— PASSAGE PROVIDED —
┌──
Please note that the settings you use to start your JupyterHPC session will be saved in your browser. A log of the container execution will be created in your HPC home directory in the current.jupyterhub.notebook.log
file. Please refer to this file if you encounter problems with JupyterHPC and attach it to your email if you contact customer support. Also check that you are below the quota for your home directory.
For calculations that need compute resources over a long duration, please submit a batch job to the appropriate slurm partition instead of using JupyterHPC.
Creating your own JupyterHPC container
Users with more complex requirements can build their own Apptainer containers… The following basic container recipe can be used as a starting point. It is important to keep the version of the jupyterhub package close to the one that is currently used on the hub (4.1.5).
└──
— DATASET EXCERPTS —
┌──
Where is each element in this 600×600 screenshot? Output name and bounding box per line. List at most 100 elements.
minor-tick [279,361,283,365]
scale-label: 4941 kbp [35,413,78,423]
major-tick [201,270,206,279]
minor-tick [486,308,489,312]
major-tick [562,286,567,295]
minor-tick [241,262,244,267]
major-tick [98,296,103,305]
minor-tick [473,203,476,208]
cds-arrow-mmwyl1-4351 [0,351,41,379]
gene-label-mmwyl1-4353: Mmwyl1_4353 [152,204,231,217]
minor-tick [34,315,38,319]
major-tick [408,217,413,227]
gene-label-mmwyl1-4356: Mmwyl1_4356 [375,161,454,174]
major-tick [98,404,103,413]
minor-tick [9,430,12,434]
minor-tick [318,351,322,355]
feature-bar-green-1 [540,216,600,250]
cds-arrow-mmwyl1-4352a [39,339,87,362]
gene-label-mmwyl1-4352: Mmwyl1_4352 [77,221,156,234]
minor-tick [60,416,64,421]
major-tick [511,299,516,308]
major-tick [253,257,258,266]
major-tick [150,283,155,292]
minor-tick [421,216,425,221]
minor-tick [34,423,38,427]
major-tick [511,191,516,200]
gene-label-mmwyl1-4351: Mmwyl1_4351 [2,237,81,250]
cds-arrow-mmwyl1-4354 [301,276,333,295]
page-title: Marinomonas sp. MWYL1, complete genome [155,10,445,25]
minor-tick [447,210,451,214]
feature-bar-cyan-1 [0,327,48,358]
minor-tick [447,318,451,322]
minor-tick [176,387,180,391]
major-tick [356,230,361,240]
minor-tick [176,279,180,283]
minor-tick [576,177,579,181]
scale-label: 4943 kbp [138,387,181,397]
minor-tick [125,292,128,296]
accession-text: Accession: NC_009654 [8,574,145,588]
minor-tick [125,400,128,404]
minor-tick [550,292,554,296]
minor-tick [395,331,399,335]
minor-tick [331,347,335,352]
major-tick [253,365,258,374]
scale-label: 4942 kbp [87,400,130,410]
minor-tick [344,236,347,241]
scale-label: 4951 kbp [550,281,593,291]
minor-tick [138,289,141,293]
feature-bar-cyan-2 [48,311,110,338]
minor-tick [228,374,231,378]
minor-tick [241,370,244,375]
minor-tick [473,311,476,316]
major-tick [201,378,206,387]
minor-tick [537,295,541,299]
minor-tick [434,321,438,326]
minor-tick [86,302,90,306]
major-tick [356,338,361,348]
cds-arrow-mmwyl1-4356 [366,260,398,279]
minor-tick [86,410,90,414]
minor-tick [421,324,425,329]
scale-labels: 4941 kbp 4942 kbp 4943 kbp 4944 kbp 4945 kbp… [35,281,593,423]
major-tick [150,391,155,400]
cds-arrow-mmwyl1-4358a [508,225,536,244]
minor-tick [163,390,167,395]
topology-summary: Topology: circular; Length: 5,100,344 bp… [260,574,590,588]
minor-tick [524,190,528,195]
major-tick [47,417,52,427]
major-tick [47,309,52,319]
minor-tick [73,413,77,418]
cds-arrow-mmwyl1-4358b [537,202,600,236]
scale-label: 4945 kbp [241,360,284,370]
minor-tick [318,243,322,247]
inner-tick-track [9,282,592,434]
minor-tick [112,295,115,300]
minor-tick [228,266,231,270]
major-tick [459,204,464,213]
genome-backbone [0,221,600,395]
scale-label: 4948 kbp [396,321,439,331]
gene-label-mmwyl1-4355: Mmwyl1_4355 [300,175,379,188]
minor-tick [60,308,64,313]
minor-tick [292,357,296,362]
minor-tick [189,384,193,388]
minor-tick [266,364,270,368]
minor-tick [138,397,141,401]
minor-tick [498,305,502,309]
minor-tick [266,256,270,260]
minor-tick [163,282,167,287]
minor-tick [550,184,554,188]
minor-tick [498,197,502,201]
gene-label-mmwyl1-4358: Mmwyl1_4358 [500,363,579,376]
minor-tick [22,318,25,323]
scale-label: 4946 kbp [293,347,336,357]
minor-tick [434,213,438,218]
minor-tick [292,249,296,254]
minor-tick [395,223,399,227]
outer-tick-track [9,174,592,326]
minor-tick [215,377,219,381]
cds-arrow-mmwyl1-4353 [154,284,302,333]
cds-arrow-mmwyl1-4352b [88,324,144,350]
└──
— EXERCISE GOAL —
Answer these questions from the JupyterHPC passage:
(a) Where are the settings used to start a JupyterHPC session saved?
(b) What should be done instead of using JupyterHPC for calculations that need compute resources over a long duration?
(c) Which version of the jupyterhub package is currently used on the hub?

— RESPONSE TO THE TASK —
(a) They are saved in your browser.
(b) Submit a batch job to the appropriate slurm partition.
(c) Version 4.1.5.